◆ **OBJECTIVE**
Which lines contain the word "Transmission"? Return each of them as written.

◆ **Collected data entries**
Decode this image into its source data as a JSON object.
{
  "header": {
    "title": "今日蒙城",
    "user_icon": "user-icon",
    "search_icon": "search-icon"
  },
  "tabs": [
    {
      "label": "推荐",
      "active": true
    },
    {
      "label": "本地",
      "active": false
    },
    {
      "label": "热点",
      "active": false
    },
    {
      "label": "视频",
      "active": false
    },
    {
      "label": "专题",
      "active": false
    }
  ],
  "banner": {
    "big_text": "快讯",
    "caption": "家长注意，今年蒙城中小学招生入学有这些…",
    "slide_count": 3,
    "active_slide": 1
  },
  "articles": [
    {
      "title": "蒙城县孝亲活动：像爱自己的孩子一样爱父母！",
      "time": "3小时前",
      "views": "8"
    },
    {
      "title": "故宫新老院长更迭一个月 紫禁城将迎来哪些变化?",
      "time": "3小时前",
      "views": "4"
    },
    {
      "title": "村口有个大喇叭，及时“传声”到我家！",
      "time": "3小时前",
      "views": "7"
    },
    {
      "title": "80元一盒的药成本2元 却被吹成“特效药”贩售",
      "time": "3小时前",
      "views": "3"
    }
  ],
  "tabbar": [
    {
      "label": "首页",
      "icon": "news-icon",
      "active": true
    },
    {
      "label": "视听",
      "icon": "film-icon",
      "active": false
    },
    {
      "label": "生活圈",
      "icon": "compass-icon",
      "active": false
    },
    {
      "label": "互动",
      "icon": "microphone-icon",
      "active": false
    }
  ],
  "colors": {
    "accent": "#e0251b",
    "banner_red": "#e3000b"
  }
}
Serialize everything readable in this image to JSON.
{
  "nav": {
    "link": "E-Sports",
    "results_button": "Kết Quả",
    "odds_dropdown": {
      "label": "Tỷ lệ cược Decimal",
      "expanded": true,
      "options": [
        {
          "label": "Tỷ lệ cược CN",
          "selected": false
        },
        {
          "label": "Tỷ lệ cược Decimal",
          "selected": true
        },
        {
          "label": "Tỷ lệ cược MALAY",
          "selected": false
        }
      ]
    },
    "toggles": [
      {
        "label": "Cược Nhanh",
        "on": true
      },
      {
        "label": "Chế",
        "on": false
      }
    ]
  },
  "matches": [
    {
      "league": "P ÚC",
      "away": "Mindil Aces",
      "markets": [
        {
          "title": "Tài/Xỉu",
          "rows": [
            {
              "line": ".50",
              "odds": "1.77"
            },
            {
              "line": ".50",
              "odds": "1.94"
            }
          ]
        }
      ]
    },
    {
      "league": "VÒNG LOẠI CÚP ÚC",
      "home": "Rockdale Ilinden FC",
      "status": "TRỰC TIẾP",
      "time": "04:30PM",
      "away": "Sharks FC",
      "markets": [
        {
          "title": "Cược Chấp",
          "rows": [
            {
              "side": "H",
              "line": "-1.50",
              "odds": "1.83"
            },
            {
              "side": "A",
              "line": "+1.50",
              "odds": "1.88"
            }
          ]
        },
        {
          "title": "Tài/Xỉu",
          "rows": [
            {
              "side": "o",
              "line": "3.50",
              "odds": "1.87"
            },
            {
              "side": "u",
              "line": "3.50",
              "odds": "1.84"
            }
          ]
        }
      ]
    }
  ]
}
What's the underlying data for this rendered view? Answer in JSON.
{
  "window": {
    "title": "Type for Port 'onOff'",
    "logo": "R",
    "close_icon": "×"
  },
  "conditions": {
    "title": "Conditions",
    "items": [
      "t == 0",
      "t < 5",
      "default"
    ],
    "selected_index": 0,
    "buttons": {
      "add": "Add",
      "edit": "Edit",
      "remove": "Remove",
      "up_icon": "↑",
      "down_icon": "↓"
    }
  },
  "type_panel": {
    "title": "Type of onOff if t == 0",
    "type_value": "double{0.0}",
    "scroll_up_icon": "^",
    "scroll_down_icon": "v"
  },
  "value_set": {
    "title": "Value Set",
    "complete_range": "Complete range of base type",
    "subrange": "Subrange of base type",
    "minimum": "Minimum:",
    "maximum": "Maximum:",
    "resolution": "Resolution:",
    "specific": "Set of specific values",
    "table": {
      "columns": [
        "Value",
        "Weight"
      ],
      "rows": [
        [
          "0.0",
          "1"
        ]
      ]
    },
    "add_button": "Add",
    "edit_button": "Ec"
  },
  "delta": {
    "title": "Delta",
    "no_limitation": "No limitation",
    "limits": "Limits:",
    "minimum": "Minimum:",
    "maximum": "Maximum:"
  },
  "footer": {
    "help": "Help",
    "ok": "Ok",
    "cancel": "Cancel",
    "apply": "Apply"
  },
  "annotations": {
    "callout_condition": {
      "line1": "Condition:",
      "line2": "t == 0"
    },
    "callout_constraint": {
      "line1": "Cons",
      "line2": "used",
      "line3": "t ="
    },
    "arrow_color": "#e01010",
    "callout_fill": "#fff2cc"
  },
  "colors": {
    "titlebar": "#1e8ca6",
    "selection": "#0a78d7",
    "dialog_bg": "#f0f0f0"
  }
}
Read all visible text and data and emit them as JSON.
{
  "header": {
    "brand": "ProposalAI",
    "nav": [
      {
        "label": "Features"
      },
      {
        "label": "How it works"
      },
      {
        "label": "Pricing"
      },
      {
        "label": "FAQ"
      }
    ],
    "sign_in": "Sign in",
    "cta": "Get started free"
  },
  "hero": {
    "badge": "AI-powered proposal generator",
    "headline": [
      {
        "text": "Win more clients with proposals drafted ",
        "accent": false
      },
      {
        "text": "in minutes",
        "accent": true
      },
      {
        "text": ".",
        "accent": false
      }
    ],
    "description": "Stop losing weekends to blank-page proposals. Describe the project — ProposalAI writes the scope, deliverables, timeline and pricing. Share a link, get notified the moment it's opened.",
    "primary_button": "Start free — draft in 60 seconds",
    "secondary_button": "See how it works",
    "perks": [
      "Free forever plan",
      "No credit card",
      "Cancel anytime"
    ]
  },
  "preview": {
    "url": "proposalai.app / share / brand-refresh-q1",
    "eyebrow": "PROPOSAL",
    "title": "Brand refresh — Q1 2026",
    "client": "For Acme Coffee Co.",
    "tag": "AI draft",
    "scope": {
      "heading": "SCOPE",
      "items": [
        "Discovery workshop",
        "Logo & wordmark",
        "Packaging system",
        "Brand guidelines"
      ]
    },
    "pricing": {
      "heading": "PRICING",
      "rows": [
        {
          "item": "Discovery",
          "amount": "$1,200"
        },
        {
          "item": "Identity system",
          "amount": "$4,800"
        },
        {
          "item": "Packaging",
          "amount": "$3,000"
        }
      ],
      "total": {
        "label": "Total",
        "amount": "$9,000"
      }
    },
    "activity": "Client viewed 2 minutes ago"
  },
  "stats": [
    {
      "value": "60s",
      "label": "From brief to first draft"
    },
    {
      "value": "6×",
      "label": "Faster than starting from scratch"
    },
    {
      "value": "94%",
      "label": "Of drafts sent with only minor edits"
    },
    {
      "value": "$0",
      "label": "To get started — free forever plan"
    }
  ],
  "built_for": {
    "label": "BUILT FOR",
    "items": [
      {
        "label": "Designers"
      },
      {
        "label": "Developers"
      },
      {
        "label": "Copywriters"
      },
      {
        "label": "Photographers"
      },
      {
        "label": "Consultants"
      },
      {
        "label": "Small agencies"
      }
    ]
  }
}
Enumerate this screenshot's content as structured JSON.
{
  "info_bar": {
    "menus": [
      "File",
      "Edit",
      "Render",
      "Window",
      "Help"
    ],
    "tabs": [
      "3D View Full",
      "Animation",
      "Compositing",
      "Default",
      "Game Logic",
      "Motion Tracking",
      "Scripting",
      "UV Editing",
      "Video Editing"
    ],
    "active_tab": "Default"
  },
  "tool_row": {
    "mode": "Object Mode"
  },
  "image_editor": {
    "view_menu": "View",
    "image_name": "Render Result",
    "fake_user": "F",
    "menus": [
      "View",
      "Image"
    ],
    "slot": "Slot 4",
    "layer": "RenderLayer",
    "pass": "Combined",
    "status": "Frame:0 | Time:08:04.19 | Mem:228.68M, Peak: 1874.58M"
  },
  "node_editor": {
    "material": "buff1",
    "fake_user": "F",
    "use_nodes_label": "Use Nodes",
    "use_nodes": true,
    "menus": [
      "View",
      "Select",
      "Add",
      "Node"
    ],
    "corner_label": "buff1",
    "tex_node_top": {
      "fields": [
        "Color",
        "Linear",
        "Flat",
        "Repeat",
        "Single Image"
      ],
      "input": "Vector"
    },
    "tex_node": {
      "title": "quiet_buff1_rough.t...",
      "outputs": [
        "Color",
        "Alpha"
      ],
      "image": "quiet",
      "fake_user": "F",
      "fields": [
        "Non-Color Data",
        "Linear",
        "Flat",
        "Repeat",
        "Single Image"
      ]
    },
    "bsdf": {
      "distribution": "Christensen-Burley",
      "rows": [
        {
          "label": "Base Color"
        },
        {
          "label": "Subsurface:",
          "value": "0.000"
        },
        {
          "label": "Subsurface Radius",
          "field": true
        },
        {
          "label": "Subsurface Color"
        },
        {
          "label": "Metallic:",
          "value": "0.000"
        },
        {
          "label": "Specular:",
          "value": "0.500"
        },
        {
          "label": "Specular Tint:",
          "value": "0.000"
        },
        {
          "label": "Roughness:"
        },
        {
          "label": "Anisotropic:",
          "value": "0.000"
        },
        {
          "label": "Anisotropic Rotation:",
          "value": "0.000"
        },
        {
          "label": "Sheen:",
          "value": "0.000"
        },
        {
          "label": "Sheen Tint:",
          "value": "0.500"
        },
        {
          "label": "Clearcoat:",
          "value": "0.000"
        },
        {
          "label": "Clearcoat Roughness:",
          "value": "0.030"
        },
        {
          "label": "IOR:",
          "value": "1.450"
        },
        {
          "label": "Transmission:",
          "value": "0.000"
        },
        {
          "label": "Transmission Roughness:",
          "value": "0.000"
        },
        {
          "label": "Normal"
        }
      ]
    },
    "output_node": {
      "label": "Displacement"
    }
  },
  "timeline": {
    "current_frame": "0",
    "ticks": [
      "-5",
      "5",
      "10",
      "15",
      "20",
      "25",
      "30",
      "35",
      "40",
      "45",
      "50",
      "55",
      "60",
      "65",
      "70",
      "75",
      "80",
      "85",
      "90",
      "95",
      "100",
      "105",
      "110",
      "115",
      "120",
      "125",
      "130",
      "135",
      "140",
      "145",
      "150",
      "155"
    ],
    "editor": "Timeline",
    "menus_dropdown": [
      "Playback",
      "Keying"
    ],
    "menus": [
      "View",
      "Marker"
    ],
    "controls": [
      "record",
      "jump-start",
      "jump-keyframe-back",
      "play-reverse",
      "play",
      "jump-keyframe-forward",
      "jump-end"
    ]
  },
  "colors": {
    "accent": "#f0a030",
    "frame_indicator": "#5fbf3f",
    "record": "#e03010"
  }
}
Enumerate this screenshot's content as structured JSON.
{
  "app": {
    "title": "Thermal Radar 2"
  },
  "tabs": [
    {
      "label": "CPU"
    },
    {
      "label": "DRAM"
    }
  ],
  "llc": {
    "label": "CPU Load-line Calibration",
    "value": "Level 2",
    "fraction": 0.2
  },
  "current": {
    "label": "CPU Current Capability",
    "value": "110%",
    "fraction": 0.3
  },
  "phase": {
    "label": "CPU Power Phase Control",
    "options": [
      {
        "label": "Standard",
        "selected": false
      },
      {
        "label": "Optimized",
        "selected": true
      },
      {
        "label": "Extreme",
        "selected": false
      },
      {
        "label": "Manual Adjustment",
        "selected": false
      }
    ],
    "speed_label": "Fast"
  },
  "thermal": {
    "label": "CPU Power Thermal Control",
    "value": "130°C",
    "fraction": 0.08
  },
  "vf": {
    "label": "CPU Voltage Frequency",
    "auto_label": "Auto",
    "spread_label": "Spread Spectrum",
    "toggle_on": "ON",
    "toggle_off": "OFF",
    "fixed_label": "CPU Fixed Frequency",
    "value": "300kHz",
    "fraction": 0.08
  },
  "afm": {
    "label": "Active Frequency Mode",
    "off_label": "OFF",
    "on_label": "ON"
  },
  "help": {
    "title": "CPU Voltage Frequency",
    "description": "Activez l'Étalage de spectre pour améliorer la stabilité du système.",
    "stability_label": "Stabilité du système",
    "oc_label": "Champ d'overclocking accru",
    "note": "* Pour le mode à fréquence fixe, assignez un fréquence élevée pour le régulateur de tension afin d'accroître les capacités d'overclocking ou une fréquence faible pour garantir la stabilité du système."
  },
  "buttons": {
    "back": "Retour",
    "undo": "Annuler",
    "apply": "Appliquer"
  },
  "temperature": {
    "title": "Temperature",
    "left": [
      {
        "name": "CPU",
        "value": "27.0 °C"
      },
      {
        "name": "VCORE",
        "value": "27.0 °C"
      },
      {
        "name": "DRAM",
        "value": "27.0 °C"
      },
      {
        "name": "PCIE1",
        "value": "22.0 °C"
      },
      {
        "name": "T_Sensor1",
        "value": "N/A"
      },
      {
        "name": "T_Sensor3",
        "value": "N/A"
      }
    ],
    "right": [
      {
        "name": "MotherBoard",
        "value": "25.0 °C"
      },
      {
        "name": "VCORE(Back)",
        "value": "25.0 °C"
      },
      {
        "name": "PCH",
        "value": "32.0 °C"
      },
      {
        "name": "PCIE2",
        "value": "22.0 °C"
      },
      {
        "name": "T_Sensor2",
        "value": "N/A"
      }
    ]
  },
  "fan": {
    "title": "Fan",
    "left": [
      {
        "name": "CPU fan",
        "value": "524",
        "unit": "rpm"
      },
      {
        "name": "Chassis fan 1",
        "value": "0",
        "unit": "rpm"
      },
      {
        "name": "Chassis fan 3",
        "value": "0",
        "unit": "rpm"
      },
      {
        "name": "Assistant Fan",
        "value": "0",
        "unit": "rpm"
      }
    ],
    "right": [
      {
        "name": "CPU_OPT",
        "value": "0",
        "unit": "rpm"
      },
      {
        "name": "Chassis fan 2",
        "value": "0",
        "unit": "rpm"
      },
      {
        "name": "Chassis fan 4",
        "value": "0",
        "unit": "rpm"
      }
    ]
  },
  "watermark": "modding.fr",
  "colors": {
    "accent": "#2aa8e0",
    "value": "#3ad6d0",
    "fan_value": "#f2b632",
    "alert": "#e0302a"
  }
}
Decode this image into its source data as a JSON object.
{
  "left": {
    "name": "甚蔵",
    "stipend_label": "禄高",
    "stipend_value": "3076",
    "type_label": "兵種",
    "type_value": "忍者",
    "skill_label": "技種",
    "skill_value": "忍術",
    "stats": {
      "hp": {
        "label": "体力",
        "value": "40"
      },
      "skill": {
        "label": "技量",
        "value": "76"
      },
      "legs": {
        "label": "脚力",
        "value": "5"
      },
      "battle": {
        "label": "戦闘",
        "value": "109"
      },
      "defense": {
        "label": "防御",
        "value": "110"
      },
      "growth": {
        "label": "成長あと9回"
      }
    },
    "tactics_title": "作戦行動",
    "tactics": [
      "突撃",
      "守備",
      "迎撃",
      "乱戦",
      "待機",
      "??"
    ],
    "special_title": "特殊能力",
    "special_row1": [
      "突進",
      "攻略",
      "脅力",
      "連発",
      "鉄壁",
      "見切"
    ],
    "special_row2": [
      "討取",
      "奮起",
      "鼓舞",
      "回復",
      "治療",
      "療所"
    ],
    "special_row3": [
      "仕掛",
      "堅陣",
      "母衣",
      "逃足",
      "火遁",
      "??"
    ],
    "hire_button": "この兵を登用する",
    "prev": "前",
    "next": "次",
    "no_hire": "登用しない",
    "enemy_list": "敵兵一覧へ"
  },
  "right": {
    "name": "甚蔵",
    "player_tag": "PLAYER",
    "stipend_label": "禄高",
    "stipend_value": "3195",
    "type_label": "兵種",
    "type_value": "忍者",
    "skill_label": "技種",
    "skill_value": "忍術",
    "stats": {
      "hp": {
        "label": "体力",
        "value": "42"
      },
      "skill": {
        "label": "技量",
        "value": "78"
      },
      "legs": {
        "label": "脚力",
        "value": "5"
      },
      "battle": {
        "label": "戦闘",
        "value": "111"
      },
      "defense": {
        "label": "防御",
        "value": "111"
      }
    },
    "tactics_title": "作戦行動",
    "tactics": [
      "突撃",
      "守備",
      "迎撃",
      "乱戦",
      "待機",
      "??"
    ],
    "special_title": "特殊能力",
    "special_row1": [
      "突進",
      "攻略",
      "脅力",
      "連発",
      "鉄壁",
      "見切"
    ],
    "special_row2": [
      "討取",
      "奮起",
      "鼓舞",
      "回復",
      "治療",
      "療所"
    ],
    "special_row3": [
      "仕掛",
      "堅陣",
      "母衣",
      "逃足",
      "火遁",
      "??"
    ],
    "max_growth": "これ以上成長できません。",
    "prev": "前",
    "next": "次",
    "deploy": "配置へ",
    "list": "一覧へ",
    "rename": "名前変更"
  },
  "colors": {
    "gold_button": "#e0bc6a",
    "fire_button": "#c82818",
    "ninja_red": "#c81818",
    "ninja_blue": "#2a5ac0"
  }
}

◆ **RESPONSE**
          "label": "Transmission:",
          "label": "Transmission Roughness:",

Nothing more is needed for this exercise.